### THE INPUT
========
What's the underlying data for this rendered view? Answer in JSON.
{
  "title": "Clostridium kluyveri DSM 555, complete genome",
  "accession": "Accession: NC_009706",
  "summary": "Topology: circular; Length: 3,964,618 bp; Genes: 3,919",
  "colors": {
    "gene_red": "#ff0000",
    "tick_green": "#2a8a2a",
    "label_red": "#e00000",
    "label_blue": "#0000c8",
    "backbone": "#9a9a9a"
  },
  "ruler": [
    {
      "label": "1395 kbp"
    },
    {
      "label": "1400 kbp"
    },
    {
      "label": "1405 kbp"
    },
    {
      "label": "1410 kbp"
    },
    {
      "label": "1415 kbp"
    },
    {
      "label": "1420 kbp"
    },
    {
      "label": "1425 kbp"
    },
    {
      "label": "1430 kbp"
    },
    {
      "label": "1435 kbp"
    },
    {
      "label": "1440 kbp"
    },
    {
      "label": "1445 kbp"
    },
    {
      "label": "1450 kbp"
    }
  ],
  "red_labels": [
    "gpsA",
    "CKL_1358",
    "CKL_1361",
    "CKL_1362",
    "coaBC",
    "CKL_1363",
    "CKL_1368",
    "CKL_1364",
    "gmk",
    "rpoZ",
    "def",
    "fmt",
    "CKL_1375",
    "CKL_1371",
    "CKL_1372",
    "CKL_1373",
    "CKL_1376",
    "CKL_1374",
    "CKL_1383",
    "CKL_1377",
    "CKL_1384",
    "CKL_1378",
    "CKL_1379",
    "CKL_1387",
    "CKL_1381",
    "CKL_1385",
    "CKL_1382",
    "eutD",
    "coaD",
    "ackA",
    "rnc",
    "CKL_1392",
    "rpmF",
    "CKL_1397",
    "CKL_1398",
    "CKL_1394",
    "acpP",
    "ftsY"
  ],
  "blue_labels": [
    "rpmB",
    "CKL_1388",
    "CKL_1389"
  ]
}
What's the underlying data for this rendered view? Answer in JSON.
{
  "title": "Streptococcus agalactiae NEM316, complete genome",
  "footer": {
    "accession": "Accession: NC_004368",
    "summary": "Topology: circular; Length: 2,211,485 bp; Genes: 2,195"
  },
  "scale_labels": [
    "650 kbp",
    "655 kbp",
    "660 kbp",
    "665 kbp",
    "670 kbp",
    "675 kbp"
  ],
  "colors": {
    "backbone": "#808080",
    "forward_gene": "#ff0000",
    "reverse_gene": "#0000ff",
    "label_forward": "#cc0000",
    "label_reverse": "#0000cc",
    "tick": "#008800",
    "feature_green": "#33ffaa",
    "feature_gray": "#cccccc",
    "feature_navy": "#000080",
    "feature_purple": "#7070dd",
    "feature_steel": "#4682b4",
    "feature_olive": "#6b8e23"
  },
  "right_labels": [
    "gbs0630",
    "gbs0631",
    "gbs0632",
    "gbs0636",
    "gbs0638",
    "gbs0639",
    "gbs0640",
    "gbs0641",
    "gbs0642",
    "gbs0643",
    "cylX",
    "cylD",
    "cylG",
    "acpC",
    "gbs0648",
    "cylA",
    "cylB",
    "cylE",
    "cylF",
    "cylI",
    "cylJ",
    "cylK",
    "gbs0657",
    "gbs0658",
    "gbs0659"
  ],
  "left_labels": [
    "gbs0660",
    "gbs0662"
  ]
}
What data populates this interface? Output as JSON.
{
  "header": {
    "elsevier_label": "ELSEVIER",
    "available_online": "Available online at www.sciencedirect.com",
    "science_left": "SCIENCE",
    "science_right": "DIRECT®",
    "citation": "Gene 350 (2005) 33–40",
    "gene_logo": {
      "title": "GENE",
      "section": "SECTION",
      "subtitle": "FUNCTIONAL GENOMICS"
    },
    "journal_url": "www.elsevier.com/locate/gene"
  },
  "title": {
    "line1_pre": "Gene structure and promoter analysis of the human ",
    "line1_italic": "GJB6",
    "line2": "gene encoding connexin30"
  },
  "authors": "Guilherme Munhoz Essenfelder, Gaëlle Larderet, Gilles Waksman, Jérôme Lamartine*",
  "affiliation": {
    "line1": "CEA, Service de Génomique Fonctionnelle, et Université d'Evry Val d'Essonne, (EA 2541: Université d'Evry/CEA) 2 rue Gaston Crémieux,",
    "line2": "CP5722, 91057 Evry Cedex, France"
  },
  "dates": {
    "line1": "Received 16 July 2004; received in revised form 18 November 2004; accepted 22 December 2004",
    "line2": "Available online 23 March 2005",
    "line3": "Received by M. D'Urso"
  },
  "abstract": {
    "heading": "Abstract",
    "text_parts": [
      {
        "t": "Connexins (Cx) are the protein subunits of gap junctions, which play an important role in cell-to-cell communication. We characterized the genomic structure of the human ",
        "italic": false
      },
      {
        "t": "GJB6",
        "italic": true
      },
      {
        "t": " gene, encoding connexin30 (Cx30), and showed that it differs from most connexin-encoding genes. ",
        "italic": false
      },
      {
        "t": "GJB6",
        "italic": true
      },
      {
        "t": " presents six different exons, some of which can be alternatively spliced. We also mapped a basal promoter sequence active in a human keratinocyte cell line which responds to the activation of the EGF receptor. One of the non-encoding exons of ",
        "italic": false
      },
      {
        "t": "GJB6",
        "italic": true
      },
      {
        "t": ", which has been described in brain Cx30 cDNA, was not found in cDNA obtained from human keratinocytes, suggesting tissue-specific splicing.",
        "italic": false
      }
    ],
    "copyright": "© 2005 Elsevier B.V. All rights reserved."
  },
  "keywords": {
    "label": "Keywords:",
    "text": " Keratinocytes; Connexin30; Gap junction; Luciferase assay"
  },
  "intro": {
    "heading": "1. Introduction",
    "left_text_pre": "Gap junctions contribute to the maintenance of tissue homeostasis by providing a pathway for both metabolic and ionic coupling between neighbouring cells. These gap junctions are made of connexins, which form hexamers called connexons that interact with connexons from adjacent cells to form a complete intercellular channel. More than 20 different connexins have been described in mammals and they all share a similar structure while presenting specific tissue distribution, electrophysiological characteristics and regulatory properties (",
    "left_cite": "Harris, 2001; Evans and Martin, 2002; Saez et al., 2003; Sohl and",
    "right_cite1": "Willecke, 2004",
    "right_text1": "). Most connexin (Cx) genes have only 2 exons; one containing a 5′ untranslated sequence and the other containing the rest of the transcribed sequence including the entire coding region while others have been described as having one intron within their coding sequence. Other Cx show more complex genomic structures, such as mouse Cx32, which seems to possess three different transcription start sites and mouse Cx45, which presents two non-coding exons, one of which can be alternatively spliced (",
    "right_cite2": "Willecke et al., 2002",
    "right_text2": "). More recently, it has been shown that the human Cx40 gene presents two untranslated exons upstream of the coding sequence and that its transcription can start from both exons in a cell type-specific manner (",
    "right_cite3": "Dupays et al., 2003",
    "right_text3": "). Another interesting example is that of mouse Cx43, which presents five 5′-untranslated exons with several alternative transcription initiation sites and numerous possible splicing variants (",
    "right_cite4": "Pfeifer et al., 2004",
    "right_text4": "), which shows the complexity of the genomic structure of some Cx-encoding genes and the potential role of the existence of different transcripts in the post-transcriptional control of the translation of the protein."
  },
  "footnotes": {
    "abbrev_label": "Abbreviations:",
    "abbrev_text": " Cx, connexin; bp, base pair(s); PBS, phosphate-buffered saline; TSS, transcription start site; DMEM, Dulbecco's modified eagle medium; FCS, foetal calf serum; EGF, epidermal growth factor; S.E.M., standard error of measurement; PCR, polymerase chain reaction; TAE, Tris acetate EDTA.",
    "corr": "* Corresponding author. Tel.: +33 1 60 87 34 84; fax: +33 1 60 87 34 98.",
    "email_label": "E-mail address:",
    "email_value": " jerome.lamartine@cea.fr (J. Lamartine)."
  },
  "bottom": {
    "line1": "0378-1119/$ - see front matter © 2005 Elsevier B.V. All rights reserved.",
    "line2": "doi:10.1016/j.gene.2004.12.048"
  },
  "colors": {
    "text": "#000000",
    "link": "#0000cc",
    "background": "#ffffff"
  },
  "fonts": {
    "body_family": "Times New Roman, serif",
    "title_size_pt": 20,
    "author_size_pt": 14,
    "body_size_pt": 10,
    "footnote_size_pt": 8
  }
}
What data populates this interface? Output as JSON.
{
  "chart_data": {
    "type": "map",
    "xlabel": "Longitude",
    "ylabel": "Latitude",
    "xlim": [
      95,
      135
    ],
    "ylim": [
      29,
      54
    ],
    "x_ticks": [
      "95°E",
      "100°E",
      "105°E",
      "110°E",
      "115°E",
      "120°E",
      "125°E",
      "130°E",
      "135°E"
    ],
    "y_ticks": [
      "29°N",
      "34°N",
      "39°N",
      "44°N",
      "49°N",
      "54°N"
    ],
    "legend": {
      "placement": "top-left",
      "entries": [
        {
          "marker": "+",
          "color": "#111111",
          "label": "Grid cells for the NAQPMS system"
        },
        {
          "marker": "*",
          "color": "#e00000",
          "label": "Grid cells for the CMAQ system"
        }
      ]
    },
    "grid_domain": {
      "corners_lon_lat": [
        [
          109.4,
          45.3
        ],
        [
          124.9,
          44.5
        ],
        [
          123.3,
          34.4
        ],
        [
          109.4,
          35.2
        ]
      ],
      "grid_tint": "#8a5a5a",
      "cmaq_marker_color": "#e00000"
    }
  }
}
========
### TASK REQUIREMENTS
Check every line above for the word "online" and copy those that have it.

### WRITTEN ANSWER
    "available_online": "Available online at www.sciencedirect.com",
    "line2": "Available online 23 March 2005",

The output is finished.